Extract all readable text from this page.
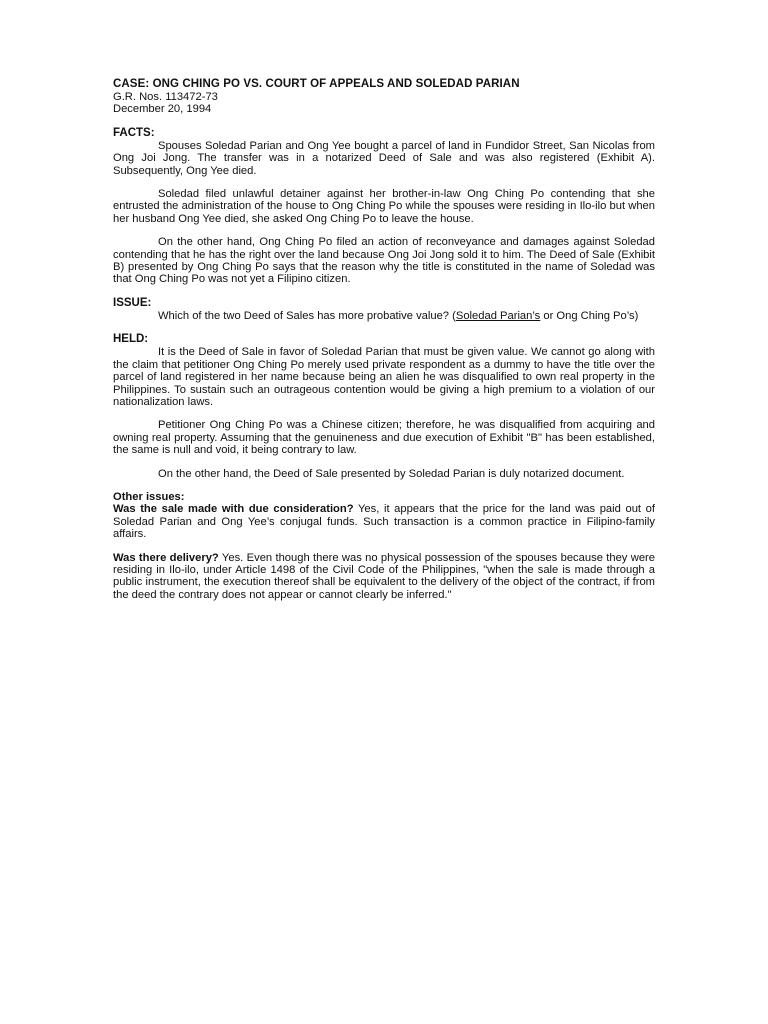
CASE: ONG CHING PO VS. COURT OF APPEALS AND SOLEDAD PARIAN
G.R. Nos. 113472-73
December 20, 1994
FACTS:

Spouses Soledad Parian and Ong Yee bought a parcel of land in Fundidor Street, San Nicolas from Ong Joi Jong. The transfer was in a notarized Deed of Sale and was also registered (Exhibit A). Subsequently, Ong Yee died.

Soledad filed unlawful detainer against her brother-in-law Ong Ching Po contending that she entrusted the administration of the house to Ong Ching Po while the spouses were residing in Ilo-ilo but when her husband Ong Yee died, she asked Ong Ching Po to leave the house.

On the other hand, Ong Ching Po filed an action of reconveyance and damages against Soledad contending that he has the right over the land because Ong Joi Jong sold it to him. The Deed of Sale (Exhibit B) presented by Ong Ching Po says that the reason why the title is constituted in the name of Soledad was that Ong Ching Po was not yet a Filipino citizen.

ISSUE:

Which of the two Deed of Sales has more probative value? (Soledad Parian’s or Ong Ching Po’s)

HELD:

It is the Deed of Sale in favor of Soledad Parian that must be given value. We cannot go along with the claim that petitioner Ong Ching Po merely used private respondent as a dummy to have the title over the parcel of land registered in her name because being an alien he was disqualified to own real property in the Philippines. To sustain such an outrageous contention would be giving a high premium to a violation of our nationalization laws.

Petitioner Ong Ching Po was a Chinese citizen; therefore, he was disqualified from acquiring and owning real property. Assuming that the genuineness and due execution of Exhibit "B" has been established, the same is null and void, it being contrary to law.

On the other hand, the Deed of Sale presented by Soledad Parian is duly notarized document.

Other issues:

Was the sale made with due consideration? Yes, it appears that the price for the land was paid out of Soledad Parian and Ong Yee’s conjugal funds. Such transaction is a common practice in Filipino-family affairs.

Was there delivery? Yes. Even though there was no physical possession of the spouses because they were residing in Ilo-ilo, under Article 1498 of the Civil Code of the Philippines, "when the sale is made through a public instrument, the execution thereof shall be equivalent to the delivery of the object of the contract, if from the deed the contrary does not appear or cannot clearly be inferred."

# # # #

THE PROBLEM »
Transcribe every line in the entries above, taking out only the images.

EXERCISE OUTPUT »
Extract all readable text from this page.
CASE: ONG CHING PO VS. COURT OF APPEALS AND SOLEDAD PARIAN
G.R. Nos. 113472-73
December 20, 1994
FACTS:

Spouses Soledad Parian and Ong Yee bought a parcel of land in Fundidor Street, San Nicolas from Ong Joi Jong. The transfer was in a notarized Deed of Sale and was also registered (Exhibit A). Subsequently, Ong Yee died.

Soledad filed unlawful detainer against her brother-in-law Ong Ching Po contending that she entrusted the administration of the house to Ong Ching Po while the spouses were residing in Ilo-ilo but when her husband Ong Yee died, she asked Ong Ching Po to leave the house.

On the other hand, Ong Ching Po filed an action of reconveyance and damages against Soledad contending that he has the right over the land because Ong Joi Jong sold it to him. The Deed of Sale (Exhibit B) presented by Ong Ching Po says that the reason why the title is constituted in the name of Soledad was that Ong Ching Po was not yet a Filipino citizen.

ISSUE:

Which of the two Deed of Sales has more probative value? (Soledad Parian’s or Ong Ching Po’s)

HELD:

It is the Deed of Sale in favor of Soledad Parian that must be given value. We cannot go along with the claim that petitioner Ong Ching Po merely used private respondent as a dummy to have the title over the parcel of land registered in her name because being an alien he was disqualified to own real property in the Philippines. To sustain such an outrageous contention would be giving a high premium to a violation of our nationalization laws.

Petitioner Ong Ching Po was a Chinese citizen; therefore, he was disqualified from acquiring and owning real property. Assuming that the genuineness and due execution of Exhibit "B" has been established, the same is null and void, it being contrary to law.

On the other hand, the Deed of Sale presented by Soledad Parian is duly notarized document.

Other issues:

Was the sale made with due consideration? Yes, it appears that the price for the land was paid out of Soledad Parian and Ong Yee’s conjugal funds. Such transaction is a common practice in Filipino-family affairs.

Was there delivery? Yes. Even though there was no physical possession of the spouses because they were residing in Ilo-ilo, under Article 1498 of the Civil Code of the Philippines, "when the sale is made through a public instrument, the execution thereof shall be equivalent to the delivery of the object of the contract, if from the deed the contrary does not appear or cannot clearly be inferred."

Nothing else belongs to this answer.